» **EXCERPT**
····················

By February, Newsweek and People were saying she had swelled to more than 160 pounds.

"That's ridiculous," says Machado. "I gained 19 pounds. And now most of it is off again."

Donald Trump, a partner in the company that purchased the Miss Universe Pageant early this year, himself told People she put on more than that. "When you win a beauty pageant," he said, "people don't think you're going to go from 118 to 160 in less than year, and you really have an obligation to stay in a perfect physical state."

But don't get Machado started about Trump. She's still fuming about what he lured her into at the end of January.

"I asked him to please send me to a trainer or a nutritionist or something because I needed some orientation, and he sends me to a gym in New York," she says. "When I get there, there are 80 reporters waiting to watch me sweat. I thought that was in very bad taste."

No matter what the poundage actually was, the stories about Machado being on the verge of losing her crown were bogus, says Miss Universe President Maureen Reidy. "We did not consider taking away her crown," Reidy says. "We're not about being thin; we're about being physically fit."

She says Machado wasn't gorging herself back then; she gained weight because she had treated her body so badly her metabolism was out of whack. "She said her director in Venezuela had her on an unhealthy diet that did not allow her to eat after noon. She was put under unrealistic restraints."

"She gained weight," counters Osmel Sosa, president of the Miss Venezuela organization and the man who has helped Machado and three others win the Miss Universe title, "because she had no discipline. One time when she came to Venezuela, shortly after winning Miss Universe, she ordered a room service that left me crazy -- a club sandwich, French fries and ice cream!"

Sosa says he never knew Machado to be bulimic.

"She came to do Miss Venezuela after she won a beauty contest in her town," says Sosa. "I told her she had to lose about 10 pounds, and she did. She was dieting and exercising; she wasn't throwing up."

····················

» **STATED EXERCISE 1**
Do these statements agree with the excerpt about Machado's weight? Answer yes or no for each, quoting the words that decide it: (a) Machado says she gained 19 pounds. (b) Reidy says the organization considered taking away Machado's crown. (c) Sosa says he told Machado to lose about 10 pounds.
» **STATED EXERCISE 2**
What might come next in the excerpt about Machado's weight? Continue it from its final sentence.

» **DATA SECTION**

····················

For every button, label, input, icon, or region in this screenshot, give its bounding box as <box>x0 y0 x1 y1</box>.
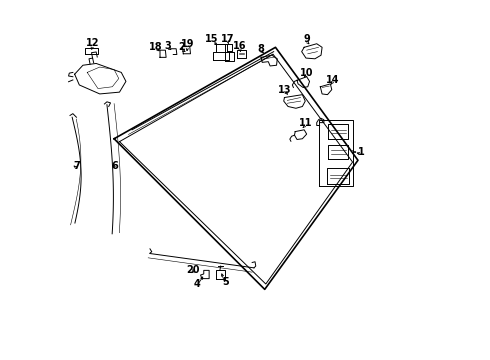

····················

» **FINAL RESULT 1**
(a) Yes: "I gained 19 pounds."
(b) No: "We did not consider taking away her crown."
(c) Yes: "I told her she had to lose about 10 pounds, and she did."

» **FINAL RESULT 2**
Machado was born and raised in Maracay, Venezuela. Her mother is from Cuba, her father from Spain. "My grandfather was Cuban," she says. "He owned sugar cane plantations, but the family left for Venezuela right before the revolution. We still eat Cuban food at home -- moros, yucca with mojo, things like that."

Machado says her sights have been set on acting from the time she was a little girl taking ballet at a private Catholic school. She won the Miss Maracay title when she was 17 and moved to Caracas to prepare for the Miss Venezuela contest.

"I wanted to compete in Miss Universe because I knew it would open doors," she says.

Now, what she wants more than anything is for the weight debate that has followed her all year to just go away. Not that she's stopped obsessing about her looks. She may be the picture of pulchritude at a size 6, but "if I'm going to have an acting career, I need to be a 4 because cameras make you look fatter than you are."

She won't say exactly how much she intends to weigh when she's finally done dieting, or exactly where she is now: "I don't think I need to be explaining how much I weigh or how much I'm going to weigh."

And beautiful? "I don't think I am," she says. "I mean, I don't think I am one of the most beautiful women in the world. What I think is that I'm talented, which counts for more than beautiful. You have to have talent to stand on a stage in front of 5,000 people and God knows how many cameras. I think that's why I won Miss Universe. But there are much more spectacular-looking women than me."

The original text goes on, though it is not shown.